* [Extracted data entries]
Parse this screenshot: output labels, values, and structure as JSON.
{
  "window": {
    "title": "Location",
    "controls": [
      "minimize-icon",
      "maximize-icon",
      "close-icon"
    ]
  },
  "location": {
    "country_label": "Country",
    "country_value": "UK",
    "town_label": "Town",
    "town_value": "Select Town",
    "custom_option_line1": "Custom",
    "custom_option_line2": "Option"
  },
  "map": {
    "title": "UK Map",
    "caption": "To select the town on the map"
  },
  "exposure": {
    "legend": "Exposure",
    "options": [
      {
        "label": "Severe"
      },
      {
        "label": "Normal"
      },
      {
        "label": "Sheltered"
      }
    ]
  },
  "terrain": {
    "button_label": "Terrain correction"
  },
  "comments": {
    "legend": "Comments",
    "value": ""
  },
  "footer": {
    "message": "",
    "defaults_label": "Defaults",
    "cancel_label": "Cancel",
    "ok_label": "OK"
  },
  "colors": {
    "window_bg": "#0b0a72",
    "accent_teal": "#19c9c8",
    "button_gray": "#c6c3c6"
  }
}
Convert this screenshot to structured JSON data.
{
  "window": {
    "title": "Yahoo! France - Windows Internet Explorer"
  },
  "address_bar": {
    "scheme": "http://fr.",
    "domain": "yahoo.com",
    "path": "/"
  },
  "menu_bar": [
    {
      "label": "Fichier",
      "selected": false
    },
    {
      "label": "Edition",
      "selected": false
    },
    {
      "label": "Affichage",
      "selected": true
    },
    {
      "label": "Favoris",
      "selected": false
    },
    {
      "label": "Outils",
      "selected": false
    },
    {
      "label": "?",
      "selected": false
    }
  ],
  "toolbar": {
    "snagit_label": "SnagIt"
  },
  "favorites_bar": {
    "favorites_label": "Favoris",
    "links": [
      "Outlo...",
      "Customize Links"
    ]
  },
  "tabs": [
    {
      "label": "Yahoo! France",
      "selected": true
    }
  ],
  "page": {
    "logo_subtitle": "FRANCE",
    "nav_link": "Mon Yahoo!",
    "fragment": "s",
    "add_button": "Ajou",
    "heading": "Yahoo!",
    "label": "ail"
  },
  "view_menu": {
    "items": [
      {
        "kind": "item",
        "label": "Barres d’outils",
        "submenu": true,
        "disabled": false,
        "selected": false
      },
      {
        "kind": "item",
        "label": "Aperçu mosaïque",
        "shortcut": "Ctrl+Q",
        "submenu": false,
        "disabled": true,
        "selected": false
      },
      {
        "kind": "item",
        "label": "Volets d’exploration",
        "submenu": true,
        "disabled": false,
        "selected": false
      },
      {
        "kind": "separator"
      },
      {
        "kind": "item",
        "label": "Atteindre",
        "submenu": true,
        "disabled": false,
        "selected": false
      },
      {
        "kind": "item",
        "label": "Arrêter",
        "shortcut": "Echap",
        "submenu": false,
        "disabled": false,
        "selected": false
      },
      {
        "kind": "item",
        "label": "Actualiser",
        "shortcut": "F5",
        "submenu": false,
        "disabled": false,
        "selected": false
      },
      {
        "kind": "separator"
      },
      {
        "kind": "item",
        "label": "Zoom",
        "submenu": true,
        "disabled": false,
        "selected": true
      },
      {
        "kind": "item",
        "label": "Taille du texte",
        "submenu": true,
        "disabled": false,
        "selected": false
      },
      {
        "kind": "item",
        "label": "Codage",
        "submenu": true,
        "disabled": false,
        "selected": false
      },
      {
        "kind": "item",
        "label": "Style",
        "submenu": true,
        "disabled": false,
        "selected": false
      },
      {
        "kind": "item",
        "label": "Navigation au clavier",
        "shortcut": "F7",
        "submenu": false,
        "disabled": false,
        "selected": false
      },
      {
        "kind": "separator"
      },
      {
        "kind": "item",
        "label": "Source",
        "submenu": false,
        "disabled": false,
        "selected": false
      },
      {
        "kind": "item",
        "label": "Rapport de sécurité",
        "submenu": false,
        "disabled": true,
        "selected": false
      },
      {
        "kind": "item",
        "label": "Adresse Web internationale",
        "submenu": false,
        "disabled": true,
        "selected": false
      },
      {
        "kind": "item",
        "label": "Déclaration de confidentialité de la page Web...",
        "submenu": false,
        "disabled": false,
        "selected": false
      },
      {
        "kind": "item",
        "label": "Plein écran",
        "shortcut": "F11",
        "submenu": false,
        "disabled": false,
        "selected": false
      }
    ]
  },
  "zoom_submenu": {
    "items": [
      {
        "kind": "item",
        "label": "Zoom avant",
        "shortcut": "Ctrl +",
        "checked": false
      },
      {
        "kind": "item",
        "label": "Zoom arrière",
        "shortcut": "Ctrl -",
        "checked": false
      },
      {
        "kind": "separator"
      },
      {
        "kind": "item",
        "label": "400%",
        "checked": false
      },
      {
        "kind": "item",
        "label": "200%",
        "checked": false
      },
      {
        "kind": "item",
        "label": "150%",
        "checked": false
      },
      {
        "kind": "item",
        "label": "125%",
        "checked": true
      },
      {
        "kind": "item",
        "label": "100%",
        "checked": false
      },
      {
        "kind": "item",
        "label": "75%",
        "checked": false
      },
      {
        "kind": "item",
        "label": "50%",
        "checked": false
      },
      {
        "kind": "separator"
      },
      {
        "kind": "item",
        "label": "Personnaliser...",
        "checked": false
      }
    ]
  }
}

* [Instructions to follow] Determine how many lines in the listing above hold the word "JSON", answering with the number only.

* [Task output] 2